(Stored records)

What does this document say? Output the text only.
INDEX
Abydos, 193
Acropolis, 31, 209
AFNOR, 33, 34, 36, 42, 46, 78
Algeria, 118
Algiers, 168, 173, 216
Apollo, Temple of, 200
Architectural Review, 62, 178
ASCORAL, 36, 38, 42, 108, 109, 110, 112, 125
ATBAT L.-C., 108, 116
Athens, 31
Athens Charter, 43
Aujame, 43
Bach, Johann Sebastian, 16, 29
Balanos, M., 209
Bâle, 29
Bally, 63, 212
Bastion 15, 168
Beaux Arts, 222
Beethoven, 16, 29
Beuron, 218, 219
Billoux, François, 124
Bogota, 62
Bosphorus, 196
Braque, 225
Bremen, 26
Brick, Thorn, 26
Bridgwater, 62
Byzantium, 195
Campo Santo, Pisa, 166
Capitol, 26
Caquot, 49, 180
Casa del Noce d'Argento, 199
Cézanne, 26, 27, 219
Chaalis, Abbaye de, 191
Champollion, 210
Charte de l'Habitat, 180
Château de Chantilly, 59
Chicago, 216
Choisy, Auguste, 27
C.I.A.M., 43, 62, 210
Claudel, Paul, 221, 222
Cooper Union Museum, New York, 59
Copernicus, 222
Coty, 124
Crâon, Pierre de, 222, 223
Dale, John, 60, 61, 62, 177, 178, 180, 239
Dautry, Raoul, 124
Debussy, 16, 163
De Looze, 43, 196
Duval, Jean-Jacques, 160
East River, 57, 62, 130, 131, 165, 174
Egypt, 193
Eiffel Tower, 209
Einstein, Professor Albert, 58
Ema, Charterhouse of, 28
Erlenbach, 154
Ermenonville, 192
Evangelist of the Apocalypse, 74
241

- **CHALLENGE**
Quote the data above in full, changing nothing.

- **SOLUTION FOR THIS EXERCISE**
What does this document say? Output the text only.
INDEX
Abydos, 193
Acropolis, 31, 209
AFNOR, 33, 34, 36, 42, 46, 78
Algeria, 118
Algiers, 168, 173, 216
Apollo, Temple of, 200
Architectural Review, 62, 178
ASCORAL, 36, 38, 42, 108, 109, 110, 112, 125
ATBAT L.-C., 108, 116
Athens, 31
Athens Charter, 43
Aujame, 43
Bach, Johann Sebastian, 16, 29
Balanos, M., 209
Bâle, 29
Bally, 63, 212
Bastion 15, 168
Beaux Arts, 222
Beethoven, 16, 29
Beuron, 218, 219
Billoux, François, 124
Bogota, 62
Bosphorus, 196
Braque, 225
Bremen, 26
Brick, Thorn, 26
Bridgwater, 62
Byzantium, 195
Campo Santo, Pisa, 166
Capitol, 26
Caquot, 49, 180
Casa del Noce d'Argento, 199
Cézanne, 26, 27, 219
Chaalis, Abbaye de, 191
Champollion, 210
Charte de l'Habitat, 180
Château de Chantilly, 59
Chicago, 216
Choisy, Auguste, 27
C.I.A.M., 43, 62, 210
Claudel, Paul, 221, 222
Cooper Union Museum, New York, 59
Copernicus, 222
Coty, 124
Crâon, Pierre de, 222, 223
Dale, John, 60, 61, 62, 177, 178, 180, 239
Dautry, Raoul, 124
Debussy, 16, 163
De Looze, 43, 196
Duval, Jean-Jacques, 160
East River, 57, 62, 130, 131, 165, 174
Egypt, 193
Eiffel Tower, 209
Einstein, Professor Albert, 58
Ema, Charterhouse of, 28
Erlenbach, 154
Ermenonville, 192
Evangelist of the Apocalypse, 74
241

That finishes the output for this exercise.